RECORDS TO USE:
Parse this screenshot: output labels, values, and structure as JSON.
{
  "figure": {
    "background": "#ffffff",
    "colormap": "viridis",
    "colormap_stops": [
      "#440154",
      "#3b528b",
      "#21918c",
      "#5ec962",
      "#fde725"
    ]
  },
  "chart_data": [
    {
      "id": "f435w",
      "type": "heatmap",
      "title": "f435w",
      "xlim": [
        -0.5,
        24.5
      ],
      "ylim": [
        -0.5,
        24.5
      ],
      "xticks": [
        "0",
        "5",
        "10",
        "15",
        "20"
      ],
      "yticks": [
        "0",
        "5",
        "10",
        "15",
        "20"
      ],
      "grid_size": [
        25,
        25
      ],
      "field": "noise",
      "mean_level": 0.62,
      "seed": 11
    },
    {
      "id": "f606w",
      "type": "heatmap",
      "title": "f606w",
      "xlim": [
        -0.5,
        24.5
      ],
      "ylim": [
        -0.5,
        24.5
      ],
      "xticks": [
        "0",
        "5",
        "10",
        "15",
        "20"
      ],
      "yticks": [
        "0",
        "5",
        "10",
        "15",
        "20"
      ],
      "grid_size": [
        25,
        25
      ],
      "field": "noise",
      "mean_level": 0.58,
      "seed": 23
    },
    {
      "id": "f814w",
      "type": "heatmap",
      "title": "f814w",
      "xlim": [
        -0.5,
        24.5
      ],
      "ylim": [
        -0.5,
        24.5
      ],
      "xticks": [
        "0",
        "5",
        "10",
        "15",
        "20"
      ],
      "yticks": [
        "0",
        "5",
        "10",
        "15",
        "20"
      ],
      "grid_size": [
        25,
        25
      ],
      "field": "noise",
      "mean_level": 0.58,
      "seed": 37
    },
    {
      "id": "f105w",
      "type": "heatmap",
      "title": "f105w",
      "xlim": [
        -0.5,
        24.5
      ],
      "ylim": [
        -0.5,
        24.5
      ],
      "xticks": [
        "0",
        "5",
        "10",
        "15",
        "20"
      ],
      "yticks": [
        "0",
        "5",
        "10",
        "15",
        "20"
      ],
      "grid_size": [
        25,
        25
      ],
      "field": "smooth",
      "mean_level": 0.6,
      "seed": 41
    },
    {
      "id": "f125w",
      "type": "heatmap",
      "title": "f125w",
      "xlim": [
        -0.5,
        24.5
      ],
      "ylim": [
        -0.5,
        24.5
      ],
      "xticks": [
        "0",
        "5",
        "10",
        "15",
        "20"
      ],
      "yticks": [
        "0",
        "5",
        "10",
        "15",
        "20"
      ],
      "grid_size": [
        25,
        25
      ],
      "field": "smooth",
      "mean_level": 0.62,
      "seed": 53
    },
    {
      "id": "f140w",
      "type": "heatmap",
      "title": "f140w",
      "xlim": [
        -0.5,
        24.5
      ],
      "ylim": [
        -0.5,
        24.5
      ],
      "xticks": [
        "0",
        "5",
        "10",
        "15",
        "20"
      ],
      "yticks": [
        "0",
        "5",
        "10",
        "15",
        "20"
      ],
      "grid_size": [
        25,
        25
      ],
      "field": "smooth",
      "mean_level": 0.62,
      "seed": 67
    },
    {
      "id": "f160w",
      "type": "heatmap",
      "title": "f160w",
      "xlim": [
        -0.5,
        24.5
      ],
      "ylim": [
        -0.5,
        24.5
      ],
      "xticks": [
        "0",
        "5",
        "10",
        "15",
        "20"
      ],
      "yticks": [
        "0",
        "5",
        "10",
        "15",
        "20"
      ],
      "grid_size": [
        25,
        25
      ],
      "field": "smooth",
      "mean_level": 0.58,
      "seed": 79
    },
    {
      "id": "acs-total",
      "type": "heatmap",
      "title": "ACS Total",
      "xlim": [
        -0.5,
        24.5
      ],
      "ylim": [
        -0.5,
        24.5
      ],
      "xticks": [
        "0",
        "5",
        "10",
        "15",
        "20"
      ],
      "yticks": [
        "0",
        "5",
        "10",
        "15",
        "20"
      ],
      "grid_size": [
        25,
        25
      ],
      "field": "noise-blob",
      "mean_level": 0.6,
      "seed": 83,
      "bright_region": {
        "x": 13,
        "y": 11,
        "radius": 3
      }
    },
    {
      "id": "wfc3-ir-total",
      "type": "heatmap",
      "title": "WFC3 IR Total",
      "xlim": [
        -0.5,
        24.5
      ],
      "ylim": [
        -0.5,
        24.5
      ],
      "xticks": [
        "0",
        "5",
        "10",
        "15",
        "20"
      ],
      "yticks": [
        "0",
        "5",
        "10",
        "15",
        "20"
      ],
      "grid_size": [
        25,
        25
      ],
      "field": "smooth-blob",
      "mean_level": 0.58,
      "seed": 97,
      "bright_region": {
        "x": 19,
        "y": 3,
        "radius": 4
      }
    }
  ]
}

WHAT THE EXERCISE ASKS:
Exactly as shown above, return every record.

RIGHT ANSWER:
Parse this screenshot: output labels, values, and structure as JSON.
{
  "figure": {
    "background": "#ffffff",
    "colormap": "viridis",
    "colormap_stops": [
      "#440154",
      "#3b528b",
      "#21918c",
      "#5ec962",
      "#fde725"
    ]
  },
  "chart_data": [
    {
      "id": "f435w",
      "type": "heatmap",
      "title": "f435w",
      "xlim": [
        -0.5,
        24.5
      ],
      "ylim": [
        -0.5,
        24.5
      ],
      "xticks": [
        "0",
        "5",
        "10",
        "15",
        "20"
      ],
      "yticks": [
        "0",
        "5",
        "10",
        "15",
        "20"
      ],
      "grid_size": [
        25,
        25
      ],
      "field": "noise",
      "mean_level": 0.62,
      "seed": 11
    },
    {
      "id": "f606w",
      "type": "heatmap",
      "title": "f606w",
      "xlim": [
        -0.5,
        24.5
      ],
      "ylim": [
        -0.5,
        24.5
      ],
      "xticks": [
        "0",
        "5",
        "10",
        "15",
        "20"
      ],
      "yticks": [
        "0",
        "5",
        "10",
        "15",
        "20"
      ],
      "grid_size": [
        25,
        25
      ],
      "field": "noise",
      "mean_level": 0.58,
      "seed": 23
    },
    {
      "id": "f814w",
      "type": "heatmap",
      "title": "f814w",
      "xlim": [
        -0.5,
        24.5
      ],
      "ylim": [
        -0.5,
        24.5
      ],
      "xticks": [
        "0",
        "5",
        "10",
        "15",
        "20"
      ],
      "yticks": [
        "0",
        "5",
        "10",
        "15",
        "20"
      ],
      "grid_size": [
        25,
        25
      ],
      "field": "noise",
      "mean_level": 0.58,
      "seed": 37
    },
    {
      "id": "f105w",
      "type": "heatmap",
      "title": "f105w",
      "xlim": [
        -0.5,
        24.5
      ],
      "ylim": [
        -0.5,
        24.5
      ],
      "xticks": [
        "0",
        "5",
        "10",
        "15",
        "20"
      ],
      "yticks": [
        "0",
        "5",
        "10",
        "15",
        "20"
      ],
      "grid_size": [
        25,
        25
      ],
      "field": "smooth",
      "mean_level": 0.6,
      "seed": 41
    },
    {
      "id": "f125w",
      "type": "heatmap",
      "title": "f125w",
      "xlim": [
        -0.5,
        24.5
      ],
      "ylim": [
        -0.5,
        24.5
      ],
      "xticks": [
        "0",
        "5",
        "10",
        "15",
        "20"
      ],
      "yticks": [
        "0",
        "5",
        "10",
        "15",
        "20"
      ],
      "grid_size": [
        25,
        25
      ],
      "field": "smooth",
      "mean_level": 0.62,
      "seed": 53
    },
    {
      "id": "f140w",
      "type": "heatmap",
      "title": "f140w",
      "xlim": [
        -0.5,
        24.5
      ],
      "ylim": [
        -0.5,
        24.5
      ],
      "xticks": [
        "0",
        "5",
        "10",
        "15",
        "20"
      ],
      "yticks": [
        "0",
        "5",
        "10",
        "15",
        "20"
      ],
      "grid_size": [
        25,
        25
      ],
      "field": "smooth",
      "mean_level": 0.62,
      "seed": 67
    },
    {
      "id": "f160w",
      "type": "heatmap",
      "title": "f160w",
      "xlim": [
        -0.5,
        24.5
      ],
      "ylim": [
        -0.5,
        24.5
      ],
      "xticks": [
        "0",
        "5",
        "10",
        "15",
        "20"
      ],
      "yticks": [
        "0",
        "5",
        "10",
        "15",
        "20"
      ],
      "grid_size": [
        25,
        25
      ],
      "field": "smooth",
      "mean_level": 0.58,
      "seed": 79
    },
    {
      "id": "acs-total",
      "type": "heatmap",
      "title": "ACS Total",
      "xlim": [
        -0.5,
        24.5
      ],
      "ylim": [
        -0.5,
        24.5
      ],
      "xticks": [
        "0",
        "5",
        "10",
        "15",
        "20"
      ],
      "yticks": [
        "0",
        "5",
        "10",
        "15",
        "20"
      ],
      "grid_size": [
        25,
        25
      ],
      "field": "noise-blob",
      "mean_level": 0.6,
      "seed": 83,
      "bright_region": {
        "x": 13,
        "y": 11,
        "radius": 3
      }
    },
    {
      "id": "wfc3-ir-total",
      "type": "heatmap",
      "title": "WFC3 IR Total",
      "xlim": [
        -0.5,
        24.5
      ],
      "ylim": [
        -0.5,
        24.5
      ],
      "xticks": [
        "0",
        "5",
        "10",
        "15",
        "20"
      ],
      "yticks": [
        "0",
        "5",
        "10",
        "15",
        "20"
      ],
      "grid_size": [
        25,
        25
      ],
      "field": "smooth-blob",
      "mean_level": 0.58,
      "seed": 97,
      "bright_region": {
        "x": 19,
        "y": 3,
        "radius": 4
      }
    }
  ]
}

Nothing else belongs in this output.